→ WHAT TO DO:
Give every entry again, word for word.

→ DATA FOR PROCESSING:
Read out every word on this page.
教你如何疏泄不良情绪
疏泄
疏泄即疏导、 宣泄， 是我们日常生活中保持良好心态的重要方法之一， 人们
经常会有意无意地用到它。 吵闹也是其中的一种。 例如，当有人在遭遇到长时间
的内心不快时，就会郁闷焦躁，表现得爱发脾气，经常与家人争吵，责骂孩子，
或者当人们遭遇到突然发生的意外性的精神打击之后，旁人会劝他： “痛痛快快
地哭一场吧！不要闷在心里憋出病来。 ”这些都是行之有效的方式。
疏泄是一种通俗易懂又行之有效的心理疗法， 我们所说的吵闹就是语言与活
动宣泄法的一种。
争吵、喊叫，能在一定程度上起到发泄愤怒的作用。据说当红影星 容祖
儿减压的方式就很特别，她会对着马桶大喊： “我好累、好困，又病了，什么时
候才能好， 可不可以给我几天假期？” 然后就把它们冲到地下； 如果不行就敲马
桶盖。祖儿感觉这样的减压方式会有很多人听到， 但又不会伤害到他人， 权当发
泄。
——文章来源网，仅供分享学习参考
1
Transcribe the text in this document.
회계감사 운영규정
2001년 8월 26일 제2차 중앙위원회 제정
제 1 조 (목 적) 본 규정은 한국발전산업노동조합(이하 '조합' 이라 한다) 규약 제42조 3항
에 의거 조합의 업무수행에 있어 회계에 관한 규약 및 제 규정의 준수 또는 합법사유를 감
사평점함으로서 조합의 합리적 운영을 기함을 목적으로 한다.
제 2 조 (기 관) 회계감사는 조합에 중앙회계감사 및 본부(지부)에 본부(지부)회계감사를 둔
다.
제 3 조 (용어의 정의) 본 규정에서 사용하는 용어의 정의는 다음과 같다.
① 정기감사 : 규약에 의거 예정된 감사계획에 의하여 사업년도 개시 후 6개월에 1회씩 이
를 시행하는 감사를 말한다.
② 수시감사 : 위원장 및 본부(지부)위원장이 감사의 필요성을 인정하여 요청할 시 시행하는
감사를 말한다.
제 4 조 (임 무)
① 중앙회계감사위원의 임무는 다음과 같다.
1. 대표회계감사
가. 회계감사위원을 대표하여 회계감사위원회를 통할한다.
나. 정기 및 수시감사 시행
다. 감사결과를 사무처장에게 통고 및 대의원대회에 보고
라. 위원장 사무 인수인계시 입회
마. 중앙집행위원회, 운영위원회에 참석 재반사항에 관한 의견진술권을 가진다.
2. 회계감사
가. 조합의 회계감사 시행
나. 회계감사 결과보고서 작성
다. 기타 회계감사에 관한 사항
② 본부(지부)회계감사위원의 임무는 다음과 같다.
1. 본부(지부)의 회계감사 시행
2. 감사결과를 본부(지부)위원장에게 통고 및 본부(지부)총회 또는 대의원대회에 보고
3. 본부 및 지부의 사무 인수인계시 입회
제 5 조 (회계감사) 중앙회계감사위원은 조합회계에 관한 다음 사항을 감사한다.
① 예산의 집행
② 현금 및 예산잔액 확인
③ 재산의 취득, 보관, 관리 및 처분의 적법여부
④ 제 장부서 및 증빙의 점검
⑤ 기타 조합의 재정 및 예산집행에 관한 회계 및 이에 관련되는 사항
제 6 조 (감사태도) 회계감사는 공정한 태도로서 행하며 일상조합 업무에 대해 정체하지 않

→ RESULT:
Read out every word on this page.
教你如何疏泄不良情绪
疏泄
疏泄即疏导、 宣泄， 是我们日常生活中保持良好心态的重要方法之一， 人们
经常会有意无意地用到它。 吵闹也是其中的一种。 例如，当有人在遭遇到长时间
的内心不快时，就会郁闷焦躁，表现得爱发脾气，经常与家人争吵，责骂孩子，
或者当人们遭遇到突然发生的意外性的精神打击之后，旁人会劝他： “痛痛快快
地哭一场吧！不要闷在心里憋出病来。 ”这些都是行之有效的方式。
疏泄是一种通俗易懂又行之有效的心理疗法， 我们所说的吵闹就是语言与活
动宣泄法的一种。
争吵、喊叫，能在一定程度上起到发泄愤怒的作用。据说当红影星 容祖
儿减压的方式就很特别，她会对着马桶大喊： “我好累、好困，又病了，什么时
候才能好， 可不可以给我几天假期？” 然后就把它们冲到地下； 如果不行就敲马
桶盖。祖儿感觉这样的减压方式会有很多人听到， 但又不会伤害到他人， 权当发
泄。
——文章来源网，仅供分享学习参考
1
Transcribe the text in this document.
회계감사 운영규정
2001년 8월 26일 제2차 중앙위원회 제정
제 1 조 (목 적) 본 규정은 한국발전산업노동조합(이하 '조합' 이라 한다) 규약 제42조 3항
에 의거 조합의 업무수행에 있어 회계에 관한 규약 및 제 규정의 준수 또는 합법사유를 감
사평점함으로서 조합의 합리적 운영을 기함을 목적으로 한다.
제 2 조 (기 관) 회계감사는 조합에 중앙회계감사 및 본부(지부)에 본부(지부)회계감사를 둔
다.
제 3 조 (용어의 정의) 본 규정에서 사용하는 용어의 정의는 다음과 같다.
① 정기감사 : 규약에 의거 예정된 감사계획에 의하여 사업년도 개시 후 6개월에 1회씩 이
를 시행하는 감사를 말한다.
② 수시감사 : 위원장 및 본부(지부)위원장이 감사의 필요성을 인정하여 요청할 시 시행하는
감사를 말한다.
제 4 조 (임 무)
① 중앙회계감사위원의 임무는 다음과 같다.
1. 대표회계감사
가. 회계감사위원을 대표하여 회계감사위원회를 통할한다.
나. 정기 및 수시감사 시행
다. 감사결과를 사무처장에게 통고 및 대의원대회에 보고
라. 위원장 사무 인수인계시 입회
마. 중앙집행위원회, 운영위원회에 참석 재반사항에 관한 의견진술권을 가진다.
2. 회계감사
가. 조합의 회계감사 시행
나. 회계감사 결과보고서 작성
다. 기타 회계감사에 관한 사항
② 본부(지부)회계감사위원의 임무는 다음과 같다.
1. 본부(지부)의 회계감사 시행
2. 감사결과를 본부(지부)위원장에게 통고 및 본부(지부)총회 또는 대의원대회에 보고
3. 본부 및 지부의 사무 인수인계시 입회
제 5 조 (회계감사) 중앙회계감사위원은 조합회계에 관한 다음 사항을 감사한다.
① 예산의 집행
② 현금 및 예산잔액 확인
③ 재산의 취득, 보관, 관리 및 처분의 적법여부
④ 제 장부서 및 증빙의 점검
⑤ 기타 조합의 재정 및 예산집행에 관한 회계 및 이에 관련되는 사항
제 6 조 (감사태도) 회계감사는 공정한 태도로서 행하며 일상조합 업무에 대해 정체하지 않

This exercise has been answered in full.